*SOURCE EXTRACT*.
════════
|HOME||MEDIABIZBLOGGERS.com||WOMEN in MEDIA||HOOKED UP||MEMBERSHIP INFO||MEMBER COMPANIES||MEDIA BUSINESS REPORT||ECONOMIC FORECASTS||RESEARCH|
Published: March 13, 2012 at 01:00 PM GMT
Last Updated: March 12, 2012 at 01:00 PM GMT
Brands want to engage with customers through social media, but most have trouble figuring out how to begin. Johnson & Johnson turned to Kristi Diaz and Maury Giles of Ipsos Open Thinking Exchange to help them identify how they could enter the social media conversation in a way that people would find genuine and helpful. Diaz and Giles shared how they were able to use a research-based, consumer-centric approach to create an immersive and relevant program for Johnson & Johnson.
ARF: Briefly explain how you began the project of building a social media strategy for Johnson and Johnson.
Diaz and Giles: Johnson & Johnson needed to map new opportunities to connect with key target audiences through relevant digital connection points. The team knew social media would be a big part of the solution, but Johnson & Johnson wanted the strategy to be built on actionable insights regarding how information about companies, including Johnson & Johnson, spreads through social interaction. The charge for Ipsos Open Thinking Exchange was to establish these foundational insights on which Johnson & Johnson and its digital agency could build a social media strategy to impact corporate brand reputation. Our solution was to study the ecosystem dynamics – people, places, devices, media and content – that shape how consumers talk about and think about relevant companies they're exposed to in daily life. This would allow us to define specific brand jobs within this ecosystem that demonstrate opportunities for Johnson & Johnson to be present and relevant in the lives of its target audience(s).
We began by meeting with the various stakeholders at Johnson & Johnson and its strategic partners to both align intended applications of the upcoming research and audit existing knowledge related to the focus of the study. In addition to the synthesis of existing research, we used social listening to identify current topics of discussion around Johnson & Johnson. This allowed us to categorize the types of conversations, what triggered the topic, and the context that typically leads someone to share information about a company with someone else. As a result, we were able to move into qualitative and quantitative phases of research with a basic construct for how consumers think about, talk about and interact with companies like Johnson & Johnson in the course of caring for their families.
ARF: How did you combine qualitative and quantitative research to derive meaningful insights?
Diaz and Giles: Our in-depth qualitative research phase highlighted the importance of an individual's ecosystem of influence in their processing of information about companies and brands. Through story-telling, card-sorting and mapping exercises, we were able to identify the core needs people seek to fulfill and the building blocks of the ecosystem that influences their journey toward fulfilling these needs: the people, places, devices, media and content accessed and shared in daily life. Building on the social listening work, through the interviews we also catalogued a more detailed list of specific examples in which information about a company, including Johnson & Johnson, was exchanged in some way within and across this ecosystem. This provided context and detail around how people shape trust in a company while experiencing their journey through life.
════════
*THE DATA*.
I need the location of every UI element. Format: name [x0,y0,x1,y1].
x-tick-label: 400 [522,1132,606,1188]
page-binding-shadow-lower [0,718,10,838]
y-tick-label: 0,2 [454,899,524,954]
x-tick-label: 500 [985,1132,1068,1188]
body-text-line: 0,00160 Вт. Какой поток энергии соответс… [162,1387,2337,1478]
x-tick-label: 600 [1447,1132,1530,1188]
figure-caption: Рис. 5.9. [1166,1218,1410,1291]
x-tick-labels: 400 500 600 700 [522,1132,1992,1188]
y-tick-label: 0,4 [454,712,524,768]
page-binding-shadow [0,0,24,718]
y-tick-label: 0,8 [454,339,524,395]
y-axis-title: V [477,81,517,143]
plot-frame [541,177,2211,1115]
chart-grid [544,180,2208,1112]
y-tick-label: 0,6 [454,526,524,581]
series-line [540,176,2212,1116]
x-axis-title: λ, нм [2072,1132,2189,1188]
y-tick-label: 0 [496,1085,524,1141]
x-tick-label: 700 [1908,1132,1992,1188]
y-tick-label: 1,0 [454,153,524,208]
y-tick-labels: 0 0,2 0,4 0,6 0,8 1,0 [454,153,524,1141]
════════
*WHAT TO DO*.
a - In the Johnson & Johnson social media interview, which research team did Johnson & Johnson turn to for help entering the social media conversation?
b - Retype the passage of the Johnson & Johnson social media interview from "We began by" to "derive meaningful insights?".

*LIST OF ANSWERS*.
a - Kristi Diaz and Maury Giles of Ipsos Open Thinking Exchange.

b -
We began by meeting with the various stakeholders at Johnson & Johnson and its strategic partners to both align intended applications of the upcoming research and audit existing knowledge related to the focus of the study. In addition to the synthesis of existing research, we used social listening to identify current topics of discussion around Johnson & Johnson. This allowed us to categorize the types of conversations, what triggered the topic, and the context that typically leads someone to share information about a company with someone else. As a result, we were able to move into qualitative and quantitative phases of research with a basic construct for how consumers think about, talk about and interact with companies like Johnson & Johnson in the course of caring for their families.
ARF: How did you combine qualitative and quantitative research to derive meaningful insights?